Start of Records for processing
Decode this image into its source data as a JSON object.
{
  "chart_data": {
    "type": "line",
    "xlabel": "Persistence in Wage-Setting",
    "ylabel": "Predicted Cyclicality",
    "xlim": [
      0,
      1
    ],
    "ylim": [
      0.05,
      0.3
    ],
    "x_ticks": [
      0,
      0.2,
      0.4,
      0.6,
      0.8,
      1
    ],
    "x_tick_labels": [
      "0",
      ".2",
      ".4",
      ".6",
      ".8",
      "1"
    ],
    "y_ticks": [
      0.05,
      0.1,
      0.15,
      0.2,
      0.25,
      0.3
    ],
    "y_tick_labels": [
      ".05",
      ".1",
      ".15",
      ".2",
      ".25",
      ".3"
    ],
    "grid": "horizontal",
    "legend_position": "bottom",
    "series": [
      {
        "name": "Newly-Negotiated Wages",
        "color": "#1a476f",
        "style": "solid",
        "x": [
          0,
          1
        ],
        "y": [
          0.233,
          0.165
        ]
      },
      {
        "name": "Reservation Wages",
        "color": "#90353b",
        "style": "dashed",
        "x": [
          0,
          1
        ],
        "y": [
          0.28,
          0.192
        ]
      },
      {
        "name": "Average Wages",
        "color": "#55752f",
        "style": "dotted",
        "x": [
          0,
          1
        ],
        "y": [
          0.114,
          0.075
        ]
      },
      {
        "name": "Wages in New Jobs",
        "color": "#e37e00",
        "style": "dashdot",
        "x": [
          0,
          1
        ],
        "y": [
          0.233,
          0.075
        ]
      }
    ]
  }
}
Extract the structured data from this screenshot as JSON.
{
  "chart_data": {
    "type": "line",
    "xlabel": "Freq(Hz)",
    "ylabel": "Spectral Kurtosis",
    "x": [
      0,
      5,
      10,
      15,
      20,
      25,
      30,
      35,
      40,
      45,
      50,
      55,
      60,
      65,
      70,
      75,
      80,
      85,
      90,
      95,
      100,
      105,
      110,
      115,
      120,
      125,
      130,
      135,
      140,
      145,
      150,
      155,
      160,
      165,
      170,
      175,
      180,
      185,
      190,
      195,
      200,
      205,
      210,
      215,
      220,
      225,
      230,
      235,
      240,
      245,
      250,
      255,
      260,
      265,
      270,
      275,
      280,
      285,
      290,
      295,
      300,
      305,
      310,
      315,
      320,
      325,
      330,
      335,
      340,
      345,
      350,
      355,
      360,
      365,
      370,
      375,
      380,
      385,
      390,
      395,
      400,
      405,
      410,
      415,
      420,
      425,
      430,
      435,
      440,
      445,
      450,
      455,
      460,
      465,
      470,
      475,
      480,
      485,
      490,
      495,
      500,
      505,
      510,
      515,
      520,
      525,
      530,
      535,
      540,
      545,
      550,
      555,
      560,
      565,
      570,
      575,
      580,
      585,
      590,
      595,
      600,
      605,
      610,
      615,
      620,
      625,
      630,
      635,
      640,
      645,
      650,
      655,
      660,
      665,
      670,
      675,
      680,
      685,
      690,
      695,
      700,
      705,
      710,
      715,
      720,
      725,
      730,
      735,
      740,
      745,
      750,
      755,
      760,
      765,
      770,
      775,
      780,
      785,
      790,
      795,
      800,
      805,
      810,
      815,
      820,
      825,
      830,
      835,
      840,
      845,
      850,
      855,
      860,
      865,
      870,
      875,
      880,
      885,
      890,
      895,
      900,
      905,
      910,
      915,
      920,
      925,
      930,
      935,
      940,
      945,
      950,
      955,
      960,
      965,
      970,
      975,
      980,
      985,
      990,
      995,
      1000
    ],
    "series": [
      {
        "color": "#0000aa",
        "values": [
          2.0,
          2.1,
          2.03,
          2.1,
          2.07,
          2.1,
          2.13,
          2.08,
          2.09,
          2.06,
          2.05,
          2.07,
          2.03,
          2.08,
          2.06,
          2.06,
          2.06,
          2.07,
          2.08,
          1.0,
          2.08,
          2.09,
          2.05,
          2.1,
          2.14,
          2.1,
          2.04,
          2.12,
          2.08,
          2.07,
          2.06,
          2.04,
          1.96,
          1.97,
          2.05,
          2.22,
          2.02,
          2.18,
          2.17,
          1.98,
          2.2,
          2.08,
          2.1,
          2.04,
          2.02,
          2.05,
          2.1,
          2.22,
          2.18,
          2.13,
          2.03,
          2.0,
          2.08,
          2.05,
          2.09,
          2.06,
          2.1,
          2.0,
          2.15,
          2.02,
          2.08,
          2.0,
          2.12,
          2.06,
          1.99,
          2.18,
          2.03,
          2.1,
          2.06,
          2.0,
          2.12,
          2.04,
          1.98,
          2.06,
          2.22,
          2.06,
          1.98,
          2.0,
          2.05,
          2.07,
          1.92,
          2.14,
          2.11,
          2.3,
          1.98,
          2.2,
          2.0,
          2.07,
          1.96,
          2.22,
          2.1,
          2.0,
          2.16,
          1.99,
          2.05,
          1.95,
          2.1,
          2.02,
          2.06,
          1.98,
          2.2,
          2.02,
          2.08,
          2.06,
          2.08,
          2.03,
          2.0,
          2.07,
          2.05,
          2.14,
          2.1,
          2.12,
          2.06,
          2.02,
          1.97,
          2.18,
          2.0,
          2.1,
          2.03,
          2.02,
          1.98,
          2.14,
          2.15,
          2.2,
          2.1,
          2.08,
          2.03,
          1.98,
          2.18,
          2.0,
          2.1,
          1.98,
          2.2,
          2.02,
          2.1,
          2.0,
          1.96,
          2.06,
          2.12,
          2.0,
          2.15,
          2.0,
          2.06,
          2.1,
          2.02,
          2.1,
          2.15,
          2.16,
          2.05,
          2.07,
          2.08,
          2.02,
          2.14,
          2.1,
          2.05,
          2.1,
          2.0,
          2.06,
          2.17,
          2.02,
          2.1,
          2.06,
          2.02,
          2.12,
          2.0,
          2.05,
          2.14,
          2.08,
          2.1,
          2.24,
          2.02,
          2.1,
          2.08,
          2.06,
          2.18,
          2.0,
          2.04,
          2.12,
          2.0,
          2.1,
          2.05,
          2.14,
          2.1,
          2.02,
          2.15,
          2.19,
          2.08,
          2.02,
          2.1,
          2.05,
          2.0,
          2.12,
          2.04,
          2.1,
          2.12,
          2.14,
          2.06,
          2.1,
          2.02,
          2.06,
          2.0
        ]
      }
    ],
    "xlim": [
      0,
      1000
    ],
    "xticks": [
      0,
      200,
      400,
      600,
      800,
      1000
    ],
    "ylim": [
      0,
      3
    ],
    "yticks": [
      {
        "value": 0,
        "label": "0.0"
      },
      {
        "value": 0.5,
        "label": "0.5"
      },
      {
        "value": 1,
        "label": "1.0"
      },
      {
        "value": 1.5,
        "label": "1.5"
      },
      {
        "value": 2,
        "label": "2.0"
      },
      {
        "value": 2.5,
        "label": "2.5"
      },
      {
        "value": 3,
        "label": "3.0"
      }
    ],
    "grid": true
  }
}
End of Records for processing
_Prompt_
List all lines from the entries that include the word "xlabel".

_Task answer_
    "xlabel": "Persistence in Wage-Setting",
    "xlabel": "Freq(Hz)",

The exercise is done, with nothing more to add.